* _PROBLEM REQUIREMENTS_
Without including any images, repeat the data exactly.

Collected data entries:
··········
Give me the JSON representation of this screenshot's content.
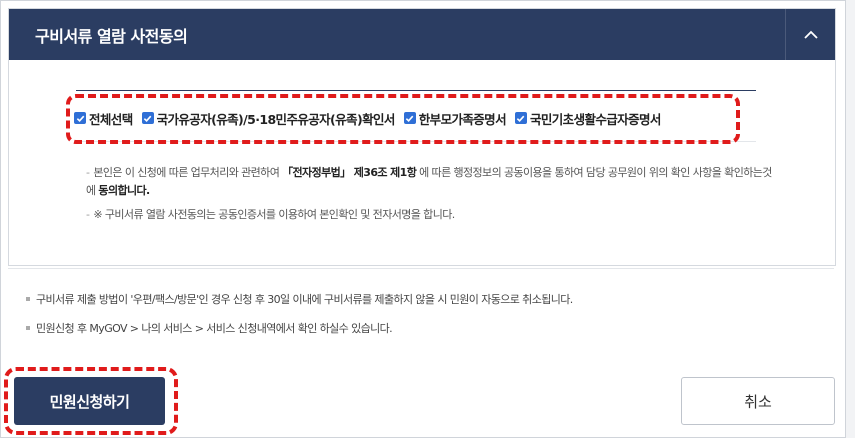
{
  "section": {
    "title": "구비서류 열람 사전동의",
    "collapse_icon": "chevron-up-icon"
  },
  "checkboxes": [
    {
      "label": "전체선택",
      "checked": true
    },
    {
      "label": "국가유공자(유족)/5·18민주유공자(유족)확인서",
      "checked": true
    },
    {
      "label": "한부모가족증명서",
      "checked": true
    },
    {
      "label": "국민기초생활수급자증명서",
      "checked": true
    }
  ],
  "notice": {
    "line1_a": "본인은 이 신청에 따른 업무처리와 관련하여 ",
    "line1_b": "「전자정부법」 제36조 제1항",
    "line1_c": " 에 따른 행정정보의 공동이용을 통하여 담당 공무원이 위의 확인 사항을 확인하는것에 ",
    "line1_d": "동의합니다.",
    "line2": "※ 구비서류 열람 사전동의는 공동인증서를 이용하여 본인확인 및 전자서명을 합니다."
  },
  "info": {
    "line1": "구비서류 제출 방법이 '우편/팩스/방문'인 경우 신청 후 30일 이내에 구비서류를 제출하지 않을 시 민원이 자동으로 취소됩니다.",
    "line2": "민원신청 후 MyGOV > 나의 서비스 > 서비스 신청내역에서 확인 하실수 있습니다."
  },
  "buttons": {
    "apply": "민원신청하기",
    "cancel": "취소"
  },
  "colors": {
    "header_bg": "#2b3d62",
    "checkbox": "#2f6fd6",
    "highlight": "#e01b1b"
  }
}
··········
* _OUTPUT BELOW_
Give me the JSON representation of this screenshot's content.
{
  "section": {
    "title": "구비서류 열람 사전동의",
    "collapse_icon": "chevron-up-icon"
  },
  "checkboxes": [
    {
      "label": "전체선택",
      "checked": true
    },
    {
      "label": "국가유공자(유족)/5·18민주유공자(유족)확인서",
      "checked": true
    },
    {
      "label": "한부모가족증명서",
      "checked": true
    },
    {
      "label": "국민기초생활수급자증명서",
      "checked": true
    }
  ],
  "notice": {
    "line1_a": "본인은 이 신청에 따른 업무처리와 관련하여 ",
    "line1_b": "「전자정부법」 제36조 제1항",
    "line1_c": " 에 따른 행정정보의 공동이용을 통하여 담당 공무원이 위의 확인 사항을 확인하는것에 ",
    "line1_d": "동의합니다.",
    "line2": "※ 구비서류 열람 사전동의는 공동인증서를 이용하여 본인확인 및 전자서명을 합니다."
  },
  "info": {
    "line1": "구비서류 제출 방법이 '우편/팩스/방문'인 경우 신청 후 30일 이내에 구비서류를 제출하지 않을 시 민원이 자동으로 취소됩니다.",
    "line2": "민원신청 후 MyGOV > 나의 서비스 > 서비스 신청내역에서 확인 하실수 있습니다."
  },
  "buttons": {
    "apply": "민원신청하기",
    "cancel": "취소"
  },
  "colors": {
    "header_bg": "#2b3d62",
    "checkbox": "#2f6fd6",
    "highlight": "#e01b1b"
  }
}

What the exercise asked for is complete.